Work to do:
All records must be quoted exactly. Omit the pictures.

[Dataset records]
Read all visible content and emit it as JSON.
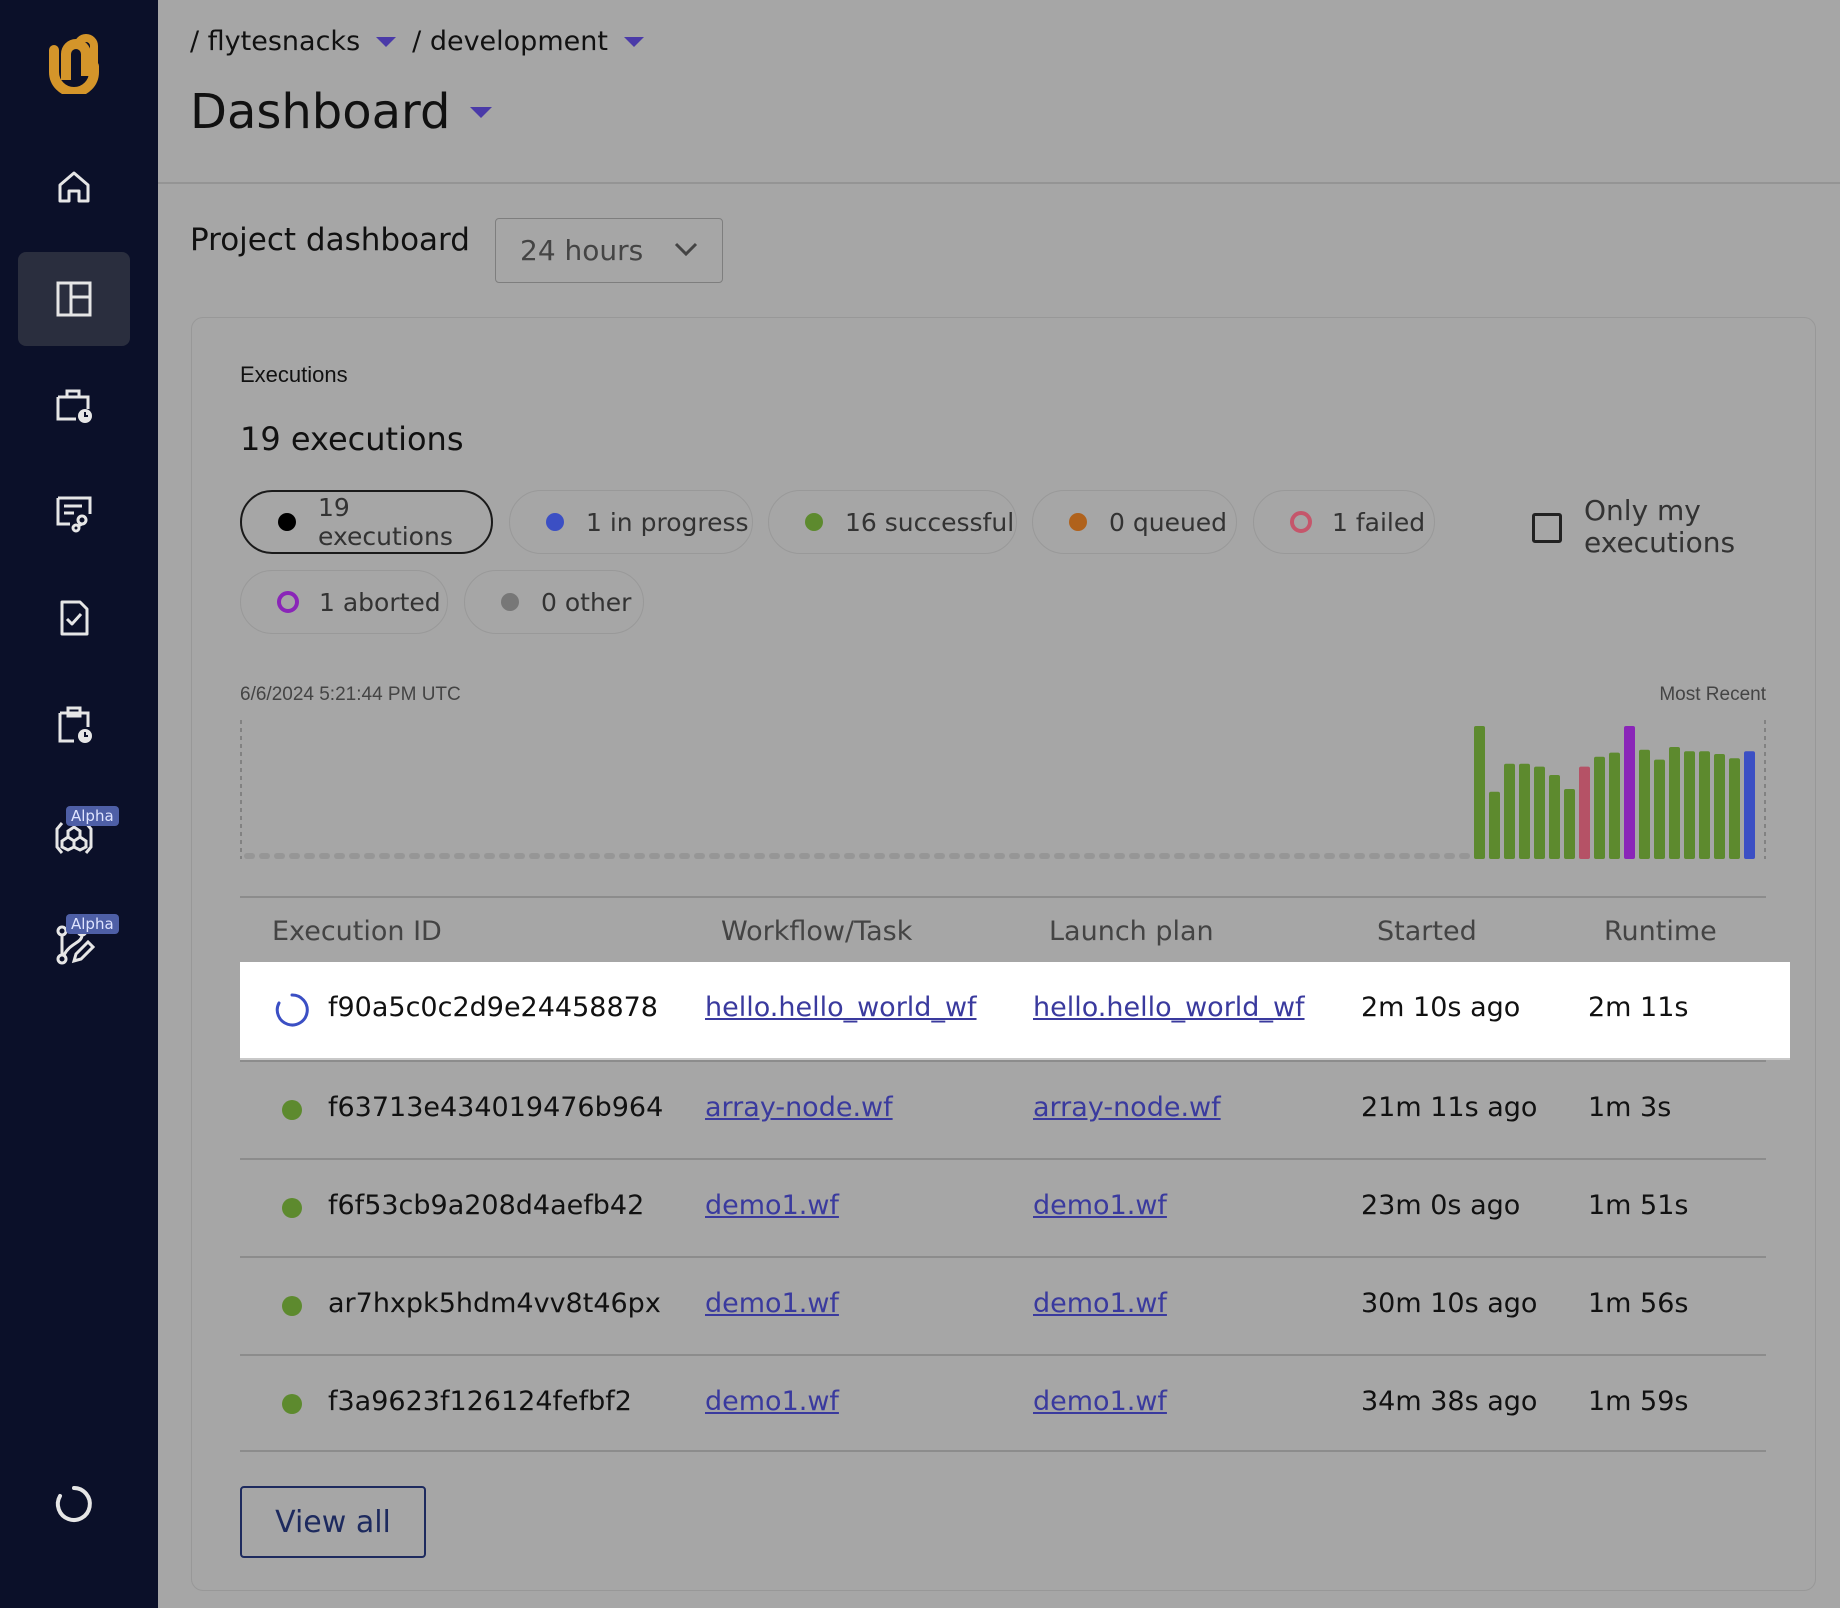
{
  "breadcrumb": {
    "project": "/ flytesnacks",
    "domain": "/ development"
  },
  "page": {
    "title": "Dashboard"
  },
  "dashboard": {
    "label": "Project dashboard",
    "timeframe": "24 hours"
  },
  "executions": {
    "heading": "Executions",
    "count_label": "19 executions",
    "filters": [
      {
        "label": "19 executions",
        "color": "#000000",
        "style": "dot",
        "selected": true
      },
      {
        "label": "1 in progress",
        "color": "#3b4fc4",
        "style": "dot"
      },
      {
        "label": "16 successful",
        "color": "#5d8a2e",
        "style": "dot"
      },
      {
        "label": "0 queued",
        "color": "#b0621c",
        "style": "dot"
      },
      {
        "label": "1 failed",
        "color": "#c5566b",
        "style": "ring"
      },
      {
        "label": "1 aborted",
        "color": "#8a25b8",
        "style": "ring"
      },
      {
        "label": "0 other",
        "color": "#777777",
        "style": "dot"
      }
    ],
    "only_mine_label": "Only my executions"
  },
  "chart": {
    "start_label": "6/6/2024 5:21:44 PM UTC",
    "end_label": "Most Recent"
  },
  "chart_data": {
    "type": "bar",
    "placeholder_slots": 82,
    "series": [
      {
        "status": "successful",
        "value": 95,
        "color": "#5d8a2e"
      },
      {
        "status": "successful",
        "value": 48,
        "color": "#5d8a2e"
      },
      {
        "status": "successful",
        "value": 68,
        "color": "#5d8a2e"
      },
      {
        "status": "successful",
        "value": 68,
        "color": "#5d8a2e"
      },
      {
        "status": "successful",
        "value": 66,
        "color": "#5d8a2e"
      },
      {
        "status": "successful",
        "value": 60,
        "color": "#5d8a2e"
      },
      {
        "status": "successful",
        "value": 50,
        "color": "#5d8a2e"
      },
      {
        "status": "failed",
        "value": 66,
        "color": "#b55266"
      },
      {
        "status": "successful",
        "value": 73,
        "color": "#5d8a2e"
      },
      {
        "status": "successful",
        "value": 76,
        "color": "#5d8a2e"
      },
      {
        "status": "aborted",
        "value": 95,
        "color": "#8a25b8"
      },
      {
        "status": "successful",
        "value": 78,
        "color": "#5d8a2e"
      },
      {
        "status": "successful",
        "value": 71,
        "color": "#5d8a2e"
      },
      {
        "status": "successful",
        "value": 80,
        "color": "#5d8a2e"
      },
      {
        "status": "successful",
        "value": 77,
        "color": "#5d8a2e"
      },
      {
        "status": "successful",
        "value": 77,
        "color": "#5d8a2e"
      },
      {
        "status": "successful",
        "value": 75,
        "color": "#5d8a2e"
      },
      {
        "status": "successful",
        "value": 72,
        "color": "#5d8a2e"
      },
      {
        "status": "in_progress",
        "value": 77,
        "color": "#3b4fc4"
      }
    ],
    "ylim": [
      0,
      100
    ]
  },
  "table": {
    "headers": [
      "Execution ID",
      "Workflow/Task",
      "Launch plan",
      "Started",
      "Runtime"
    ],
    "rows": [
      {
        "id": "f90a5c0c2d9e24458878",
        "workflow": "hello.hello_world_wf",
        "launch_plan": "hello.hello_world_wf",
        "started": "2m 10s ago",
        "runtime": "2m 11s",
        "status": "running"
      },
      {
        "id": "f63713e434019476b964",
        "workflow": "array-node.wf",
        "launch_plan": "array-node.wf",
        "started": "21m 11s ago",
        "runtime": "1m 3s",
        "status": "succeeded"
      },
      {
        "id": "f6f53cb9a208d4aefb42",
        "workflow": "demo1.wf",
        "launch_plan": "demo1.wf",
        "started": "23m 0s ago",
        "runtime": "1m 51s",
        "status": "succeeded"
      },
      {
        "id": "ar7hxpk5hdm4vv8t46px",
        "workflow": "demo1.wf",
        "launch_plan": "demo1.wf",
        "started": "30m 10s ago",
        "runtime": "1m 56s",
        "status": "succeeded"
      },
      {
        "id": "f3a9623f126124fefbf2",
        "workflow": "demo1.wf",
        "launch_plan": "demo1.wf",
        "started": "34m 38s ago",
        "runtime": "1m 59s",
        "status": "succeeded"
      }
    ]
  },
  "view_all_label": "View all",
  "sidebar": {
    "items": [
      {
        "icon": "home-icon"
      },
      {
        "icon": "dashboard-icon",
        "active": true
      },
      {
        "icon": "briefcase-clock-icon"
      },
      {
        "icon": "workflow-icon"
      },
      {
        "icon": "task-check-icon"
      },
      {
        "icon": "clipboard-clock-icon"
      },
      {
        "icon": "cubes-icon",
        "badge": "Alpha"
      },
      {
        "icon": "git-edit-icon",
        "badge": "Alpha"
      },
      {
        "icon": "loading-circle-icon"
      }
    ]
  },
  "colors": {
    "sidebar_bg": "#0b1029",
    "logo": "#d4952a",
    "link": "#3a3a9e",
    "accent": "#4a3aa8"
  }
}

The reply:
Read all visible content and emit it as JSON.
{
  "breadcrumb": {
    "project": "/ flytesnacks",
    "domain": "/ development"
  },
  "page": {
    "title": "Dashboard"
  },
  "dashboard": {
    "label": "Project dashboard",
    "timeframe": "24 hours"
  },
  "executions": {
    "heading": "Executions",
    "count_label": "19 executions",
    "filters": [
      {
        "label": "19 executions",
        "color": "#000000",
        "style": "dot",
        "selected": true
      },
      {
        "label": "1 in progress",
        "color": "#3b4fc4",
        "style": "dot"
      },
      {
        "label": "16 successful",
        "color": "#5d8a2e",
        "style": "dot"
      },
      {
        "label": "0 queued",
        "color": "#b0621c",
        "style": "dot"
      },
      {
        "label": "1 failed",
        "color": "#c5566b",
        "style": "ring"
      },
      {
        "label": "1 aborted",
        "color": "#8a25b8",
        "style": "ring"
      },
      {
        "label": "0 other",
        "color": "#777777",
        "style": "dot"
      }
    ],
    "only_mine_label": "Only my executions"
  },
  "chart": {
    "start_label": "6/6/2024 5:21:44 PM UTC",
    "end_label": "Most Recent"
  },
  "chart_data": {
    "type": "bar",
    "placeholder_slots": 82,
    "series": [
      {
        "status": "successful",
        "value": 95,
        "color": "#5d8a2e"
      },
      {
        "status": "successful",
        "value": 48,
        "color": "#5d8a2e"
      },
      {
        "status": "successful",
        "value": 68,
        "color": "#5d8a2e"
      },
      {
        "status": "successful",
        "value": 68,
        "color": "#5d8a2e"
      },
      {
        "status": "successful",
        "value": 66,
        "color": "#5d8a2e"
      },
      {
        "status": "successful",
        "value": 60,
        "color": "#5d8a2e"
      },
      {
        "status": "successful",
        "value": 50,
        "color": "#5d8a2e"
      },
      {
        "status": "failed",
        "value": 66,
        "color": "#b55266"
      },
      {
        "status": "successful",
        "value": 73,
        "color": "#5d8a2e"
      },
      {
        "status": "successful",
        "value": 76,
        "color": "#5d8a2e"
      },
      {
        "status": "aborted",
        "value": 95,
        "color": "#8a25b8"
      },
      {
        "status": "successful",
        "value": 78,
        "color": "#5d8a2e"
      },
      {
        "status": "successful",
        "value": 71,
        "color": "#5d8a2e"
      },
      {
        "status": "successful",
        "value": 80,
        "color": "#5d8a2e"
      },
      {
        "status": "successful",
        "value": 77,
        "color": "#5d8a2e"
      },
      {
        "status": "successful",
        "value": 77,
        "color": "#5d8a2e"
      },
      {
        "status": "successful",
        "value": 75,
        "color": "#5d8a2e"
      },
      {
        "status": "successful",
        "value": 72,
        "color": "#5d8a2e"
      },
      {
        "status": "in_progress",
        "value": 77,
        "color": "#3b4fc4"
      }
    ],
    "ylim": [
      0,
      100
    ]
  },
  "table": {
    "headers": [
      "Execution ID",
      "Workflow/Task",
      "Launch plan",
      "Started",
      "Runtime"
    ],
    "rows": [
      {
        "id": "f90a5c0c2d9e24458878",
        "workflow": "hello.hello_world_wf",
        "launch_plan": "hello.hello_world_wf",
        "started": "2m 10s ago",
        "runtime": "2m 11s",
        "status": "running"
      },
      {
        "id": "f63713e434019476b964",
        "workflow": "array-node.wf",
        "launch_plan": "array-node.wf",
        "started": "21m 11s ago",
        "runtime": "1m 3s",
        "status": "succeeded"
      },
      {
        "id": "f6f53cb9a208d4aefb42",
        "workflow": "demo1.wf",
        "launch_plan": "demo1.wf",
        "started": "23m 0s ago",
        "runtime": "1m 51s",
        "status": "succeeded"
      },
      {
        "id": "ar7hxpk5hdm4vv8t46px",
        "workflow": "demo1.wf",
        "launch_plan": "demo1.wf",
        "started": "30m 10s ago",
        "runtime": "1m 56s",
        "status": "succeeded"
      },
      {
        "id": "f3a9623f126124fefbf2",
        "workflow": "demo1.wf",
        "launch_plan": "demo1.wf",
        "started": "34m 38s ago",
        "runtime": "1m 59s",
        "status": "succeeded"
      }
    ]
  },
  "view_all_label": "View all",
  "sidebar": {
    "items": [
      {
        "icon": "home-icon"
      },
      {
        "icon": "dashboard-icon",
        "active": true
      },
      {
        "icon": "briefcase-clock-icon"
      },
      {
        "icon": "workflow-icon"
      },
      {
        "icon": "task-check-icon"
      },
      {
        "icon": "clipboard-clock-icon"
      },
      {
        "icon": "cubes-icon",
        "badge": "Alpha"
      },
      {
        "icon": "git-edit-icon",
        "badge": "Alpha"
      },
      {
        "icon": "loading-circle-icon"
      }
    ]
  },
  "colors": {
    "sidebar_bg": "#0b1029",
    "logo": "#d4952a",
    "link": "#3a3a9e",
    "accent": "#4a3aa8"
  }
}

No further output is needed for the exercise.